* Do this
All entries should be output exactly as they stand.

* Material shown
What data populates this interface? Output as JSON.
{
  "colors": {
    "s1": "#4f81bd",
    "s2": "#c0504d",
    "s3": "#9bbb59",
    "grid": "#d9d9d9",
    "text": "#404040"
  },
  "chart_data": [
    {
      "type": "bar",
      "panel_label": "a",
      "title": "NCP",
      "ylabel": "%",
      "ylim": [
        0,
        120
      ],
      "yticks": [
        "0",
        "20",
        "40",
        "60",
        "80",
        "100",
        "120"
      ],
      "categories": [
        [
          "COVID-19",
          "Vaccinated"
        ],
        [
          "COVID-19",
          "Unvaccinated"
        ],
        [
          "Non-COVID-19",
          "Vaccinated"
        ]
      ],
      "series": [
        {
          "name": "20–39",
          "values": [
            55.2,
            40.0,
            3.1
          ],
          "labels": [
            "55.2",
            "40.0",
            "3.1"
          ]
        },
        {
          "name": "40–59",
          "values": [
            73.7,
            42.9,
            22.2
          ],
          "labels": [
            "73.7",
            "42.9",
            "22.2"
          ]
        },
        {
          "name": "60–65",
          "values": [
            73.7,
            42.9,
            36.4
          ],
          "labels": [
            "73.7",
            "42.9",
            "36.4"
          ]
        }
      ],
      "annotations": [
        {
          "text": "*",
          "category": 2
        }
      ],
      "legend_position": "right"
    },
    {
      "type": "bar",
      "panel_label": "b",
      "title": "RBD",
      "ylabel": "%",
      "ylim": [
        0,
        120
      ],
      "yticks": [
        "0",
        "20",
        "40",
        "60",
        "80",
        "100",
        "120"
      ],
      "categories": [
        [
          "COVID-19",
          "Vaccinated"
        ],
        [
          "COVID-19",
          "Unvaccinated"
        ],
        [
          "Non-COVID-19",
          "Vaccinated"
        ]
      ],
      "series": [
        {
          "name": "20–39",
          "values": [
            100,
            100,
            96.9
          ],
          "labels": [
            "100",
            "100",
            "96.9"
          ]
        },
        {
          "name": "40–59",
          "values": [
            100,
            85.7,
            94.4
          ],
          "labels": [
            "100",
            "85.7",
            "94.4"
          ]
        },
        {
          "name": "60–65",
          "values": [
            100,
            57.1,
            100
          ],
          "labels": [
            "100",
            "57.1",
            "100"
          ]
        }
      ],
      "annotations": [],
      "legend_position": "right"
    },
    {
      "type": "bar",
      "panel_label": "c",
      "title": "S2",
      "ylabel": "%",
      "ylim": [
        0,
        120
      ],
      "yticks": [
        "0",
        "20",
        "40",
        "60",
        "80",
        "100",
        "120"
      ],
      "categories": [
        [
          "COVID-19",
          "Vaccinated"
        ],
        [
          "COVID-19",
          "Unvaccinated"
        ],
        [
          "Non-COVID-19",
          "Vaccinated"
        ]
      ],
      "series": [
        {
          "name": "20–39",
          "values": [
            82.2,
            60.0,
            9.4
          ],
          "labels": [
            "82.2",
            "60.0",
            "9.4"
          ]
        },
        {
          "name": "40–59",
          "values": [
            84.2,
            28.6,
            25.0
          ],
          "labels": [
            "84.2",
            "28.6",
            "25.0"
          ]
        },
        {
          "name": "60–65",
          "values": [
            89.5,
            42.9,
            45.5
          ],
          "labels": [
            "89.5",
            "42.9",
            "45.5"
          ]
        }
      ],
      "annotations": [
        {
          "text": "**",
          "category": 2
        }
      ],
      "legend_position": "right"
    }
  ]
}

* Final answer
What data populates this interface? Output as JSON.
{
  "colors": {
    "s1": "#4f81bd",
    "s2": "#c0504d",
    "s3": "#9bbb59",
    "grid": "#d9d9d9",
    "text": "#404040"
  },
  "chart_data": [
    {
      "type": "bar",
      "panel_label": "a",
      "title": "NCP",
      "ylabel": "%",
      "ylim": [
        0,
        120
      ],
      "yticks": [
        "0",
        "20",
        "40",
        "60",
        "80",
        "100",
        "120"
      ],
      "categories": [
        [
          "COVID-19",
          "Vaccinated"
        ],
        [
          "COVID-19",
          "Unvaccinated"
        ],
        [
          "Non-COVID-19",
          "Vaccinated"
        ]
      ],
      "series": [
        {
          "name": "20–39",
          "values": [
            55.2,
            40.0,
            3.1
          ],
          "labels": [
            "55.2",
            "40.0",
            "3.1"
          ]
        },
        {
          "name": "40–59",
          "values": [
            73.7,
            42.9,
            22.2
          ],
          "labels": [
            "73.7",
            "42.9",
            "22.2"
          ]
        },
        {
          "name": "60–65",
          "values": [
            73.7,
            42.9,
            36.4
          ],
          "labels": [
            "73.7",
            "42.9",
            "36.4"
          ]
        }
      ],
      "annotations": [
        {
          "text": "*",
          "category": 2
        }
      ],
      "legend_position": "right"
    },
    {
      "type": "bar",
      "panel_label": "b",
      "title": "RBD",
      "ylabel": "%",
      "ylim": [
        0,
        120
      ],
      "yticks": [
        "0",
        "20",
        "40",
        "60",
        "80",
        "100",
        "120"
      ],
      "categories": [
        [
          "COVID-19",
          "Vaccinated"
        ],
        [
          "COVID-19",
          "Unvaccinated"
        ],
        [
          "Non-COVID-19",
          "Vaccinated"
        ]
      ],
      "series": [
        {
          "name": "20–39",
          "values": [
            100,
            100,
            96.9
          ],
          "labels": [
            "100",
            "100",
            "96.9"
          ]
        },
        {
          "name": "40–59",
          "values": [
            100,
            85.7,
            94.4
          ],
          "labels": [
            "100",
            "85.7",
            "94.4"
          ]
        },
        {
          "name": "60–65",
          "values": [
            100,
            57.1,
            100
          ],
          "labels": [
            "100",
            "57.1",
            "100"
          ]
        }
      ],
      "annotations": [],
      "legend_position": "right"
    },
    {
      "type": "bar",
      "panel_label": "c",
      "title": "S2",
      "ylabel": "%",
      "ylim": [
        0,
        120
      ],
      "yticks": [
        "0",
        "20",
        "40",
        "60",
        "80",
        "100",
        "120"
      ],
      "categories": [
        [
          "COVID-19",
          "Vaccinated"
        ],
        [
          "COVID-19",
          "Unvaccinated"
        ],
        [
          "Non-COVID-19",
          "Vaccinated"
        ]
      ],
      "series": [
        {
          "name": "20–39",
          "values": [
            82.2,
            60.0,
            9.4
          ],
          "labels": [
            "82.2",
            "60.0",
            "9.4"
          ]
        },
        {
          "name": "40–59",
          "values": [
            84.2,
            28.6,
            25.0
          ],
          "labels": [
            "84.2",
            "28.6",
            "25.0"
          ]
        },
        {
          "name": "60–65",
          "values": [
            89.5,
            42.9,
            45.5
          ],
          "labels": [
            "89.5",
            "42.9",
            "45.5"
          ]
        }
      ],
      "annotations": [
        {
          "text": "**",
          "category": 2
        }
      ],
      "legend_position": "right"
    }
  ]
}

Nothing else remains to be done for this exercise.